TESTO ESTRATTO ->
+ + +

Come si spiega questa esclusione, per lo meno momentanea, dellEuropa dai negoziati di pace da parte degli Usa? 

Credo che l’esclusione dell’Europa dai negoziati di pace sia solo un tentativo di mantenere un ruolo predominante nel processo decisionale, in particolare in un contesto dove gli interessi globali sono in gioco. Immagino che Trump ritenga che la sua influenza diretta possa favorire un esito più rapido, ciò che forse non considera è il costo che questo potrebbe avere. L’esclusione dell’Europa potrebbe finire per indebolire gli sforzi di pace e la posizione globale dell’Occidente. Non fosse altro per il fatto che l’implementazione di garanzie di sicurezza necessiterà certamente e necessariamente del pieno coinvolgimento dell’Europa.

Lei segue il conflitto in Ucraina con grande attenzione. Ieri la folla che omaggiava Navalny restituiva lidea di una speranza ancora viva. A che punto è la guerra?

+ + +

INFORMAZIONI FORNITE ->
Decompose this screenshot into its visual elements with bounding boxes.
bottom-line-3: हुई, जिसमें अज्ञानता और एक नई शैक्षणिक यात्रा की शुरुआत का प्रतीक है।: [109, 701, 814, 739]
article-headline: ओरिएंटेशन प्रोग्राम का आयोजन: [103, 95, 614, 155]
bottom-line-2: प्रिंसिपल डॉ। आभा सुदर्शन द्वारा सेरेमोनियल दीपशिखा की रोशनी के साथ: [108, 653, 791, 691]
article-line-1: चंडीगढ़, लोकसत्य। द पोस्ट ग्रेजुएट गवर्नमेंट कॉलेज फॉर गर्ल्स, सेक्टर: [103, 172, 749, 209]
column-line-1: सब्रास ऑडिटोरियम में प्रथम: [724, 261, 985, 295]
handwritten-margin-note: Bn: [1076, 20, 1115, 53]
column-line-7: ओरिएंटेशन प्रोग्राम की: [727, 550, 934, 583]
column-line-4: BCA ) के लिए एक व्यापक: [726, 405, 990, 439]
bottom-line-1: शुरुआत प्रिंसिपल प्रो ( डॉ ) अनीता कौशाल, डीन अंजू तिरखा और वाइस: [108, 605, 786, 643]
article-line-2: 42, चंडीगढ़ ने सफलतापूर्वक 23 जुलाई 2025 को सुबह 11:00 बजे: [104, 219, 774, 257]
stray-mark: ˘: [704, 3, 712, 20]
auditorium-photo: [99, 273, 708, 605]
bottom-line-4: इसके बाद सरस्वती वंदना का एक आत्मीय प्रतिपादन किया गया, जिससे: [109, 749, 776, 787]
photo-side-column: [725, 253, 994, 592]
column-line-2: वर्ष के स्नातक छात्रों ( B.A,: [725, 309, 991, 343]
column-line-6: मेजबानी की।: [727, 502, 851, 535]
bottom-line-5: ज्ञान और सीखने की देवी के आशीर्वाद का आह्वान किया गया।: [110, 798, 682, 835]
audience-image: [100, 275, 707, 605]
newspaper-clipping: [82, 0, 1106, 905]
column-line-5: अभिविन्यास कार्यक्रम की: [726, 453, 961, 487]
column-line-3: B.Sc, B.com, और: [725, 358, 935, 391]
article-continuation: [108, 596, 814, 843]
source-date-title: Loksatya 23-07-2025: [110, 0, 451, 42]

+ + +

PROBLEMA DA RISOLVERE -> Riporta testualmente dal testo estratto il passo che comincia con "Come si spiega" e termina con "pieno coinvolgimento dell’Europa.".

SOLUZIONE SCRITTA ->
Come si spiega questa esclusione, per lo meno momentanea, dellEuropa dai negoziati di pace da parte degli Usa? 

Credo che l’esclusione dell’Europa dai negoziati di pace sia solo un tentativo di mantenere un ruolo predominante nel processo decisionale, in particolare in un contesto dove gli interessi globali sono in gioco. Immagino che Trump ritenga che la sua influenza diretta possa favorire un esito più rapido, ciò che forse non considera è il costo che questo potrebbe avere. L’esclusione dell’Europa potrebbe finire per indebolire gli sforzi di pace e la posizione globale dell’Occidente. Non fosse altro per il fatto che l’implementazione di garanzie di sicurezza necessiterà certamente e necessariamente del pieno coinvolgimento dell’Europa.